**Written instruction**
Filter this material down to the lines that hold "三心二意", copying each one.

____________

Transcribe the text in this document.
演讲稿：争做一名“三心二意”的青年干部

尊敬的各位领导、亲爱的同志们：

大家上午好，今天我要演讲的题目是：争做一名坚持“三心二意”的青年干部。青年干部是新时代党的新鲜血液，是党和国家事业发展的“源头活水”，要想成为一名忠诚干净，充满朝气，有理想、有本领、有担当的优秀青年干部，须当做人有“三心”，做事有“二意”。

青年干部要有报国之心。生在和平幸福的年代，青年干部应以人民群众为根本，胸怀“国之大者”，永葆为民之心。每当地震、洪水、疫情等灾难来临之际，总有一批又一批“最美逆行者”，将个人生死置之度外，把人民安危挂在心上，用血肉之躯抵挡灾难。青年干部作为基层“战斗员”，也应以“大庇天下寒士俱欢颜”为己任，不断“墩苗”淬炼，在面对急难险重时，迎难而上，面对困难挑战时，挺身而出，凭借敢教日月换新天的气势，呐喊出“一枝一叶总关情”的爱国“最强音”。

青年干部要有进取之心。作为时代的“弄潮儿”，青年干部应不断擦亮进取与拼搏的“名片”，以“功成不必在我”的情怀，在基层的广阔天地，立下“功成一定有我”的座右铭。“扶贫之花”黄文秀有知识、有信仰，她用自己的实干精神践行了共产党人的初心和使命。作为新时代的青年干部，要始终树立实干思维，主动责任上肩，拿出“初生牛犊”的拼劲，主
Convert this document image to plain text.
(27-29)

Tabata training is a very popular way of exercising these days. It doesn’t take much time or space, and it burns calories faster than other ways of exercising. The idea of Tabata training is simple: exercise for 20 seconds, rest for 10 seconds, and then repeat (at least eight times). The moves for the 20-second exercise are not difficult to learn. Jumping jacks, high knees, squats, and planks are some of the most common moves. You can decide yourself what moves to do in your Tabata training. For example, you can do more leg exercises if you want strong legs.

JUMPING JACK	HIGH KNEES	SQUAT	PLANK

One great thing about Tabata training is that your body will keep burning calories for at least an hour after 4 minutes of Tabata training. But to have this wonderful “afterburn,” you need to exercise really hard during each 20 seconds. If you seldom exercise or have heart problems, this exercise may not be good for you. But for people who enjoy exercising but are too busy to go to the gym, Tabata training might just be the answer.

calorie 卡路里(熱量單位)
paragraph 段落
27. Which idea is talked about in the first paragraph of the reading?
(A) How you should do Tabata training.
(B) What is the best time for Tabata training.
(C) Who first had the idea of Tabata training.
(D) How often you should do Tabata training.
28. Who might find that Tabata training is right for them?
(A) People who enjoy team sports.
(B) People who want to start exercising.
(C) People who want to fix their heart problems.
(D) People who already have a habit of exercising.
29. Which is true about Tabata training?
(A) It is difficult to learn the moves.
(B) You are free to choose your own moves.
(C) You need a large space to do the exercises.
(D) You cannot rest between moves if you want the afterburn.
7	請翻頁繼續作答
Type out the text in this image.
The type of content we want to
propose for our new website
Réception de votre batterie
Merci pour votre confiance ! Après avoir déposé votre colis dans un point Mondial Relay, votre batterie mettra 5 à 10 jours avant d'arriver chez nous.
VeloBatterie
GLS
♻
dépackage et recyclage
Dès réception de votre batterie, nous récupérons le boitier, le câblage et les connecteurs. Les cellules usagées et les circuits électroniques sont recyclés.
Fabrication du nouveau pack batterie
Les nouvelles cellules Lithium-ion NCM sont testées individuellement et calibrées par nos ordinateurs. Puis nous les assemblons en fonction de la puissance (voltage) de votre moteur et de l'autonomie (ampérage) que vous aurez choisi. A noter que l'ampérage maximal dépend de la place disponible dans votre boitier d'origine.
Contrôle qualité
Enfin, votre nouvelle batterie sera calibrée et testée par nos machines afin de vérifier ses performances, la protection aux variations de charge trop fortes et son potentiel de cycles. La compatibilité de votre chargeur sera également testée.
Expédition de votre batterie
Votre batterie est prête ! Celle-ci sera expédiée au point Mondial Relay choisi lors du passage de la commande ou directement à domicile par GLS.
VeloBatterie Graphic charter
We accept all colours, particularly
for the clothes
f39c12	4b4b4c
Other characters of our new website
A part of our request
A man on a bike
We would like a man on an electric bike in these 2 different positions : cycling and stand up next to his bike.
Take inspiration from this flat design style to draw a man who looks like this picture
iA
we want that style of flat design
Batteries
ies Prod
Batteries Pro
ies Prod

____________

**Solution to this exercise**
演讲稿：争做一名“三心二意”的青年干部
大家上午好，今天我要演讲的题目是：争做一名坚持“三心二意”的青年干部。青年干部是新时代党的新鲜血液，是党和国家事业发展的“源头活水”，要想成为一名忠诚干净，充满朝气，有理想、有本领、有担当的优秀青年干部，须当做人有“三心”，做事有“二意”。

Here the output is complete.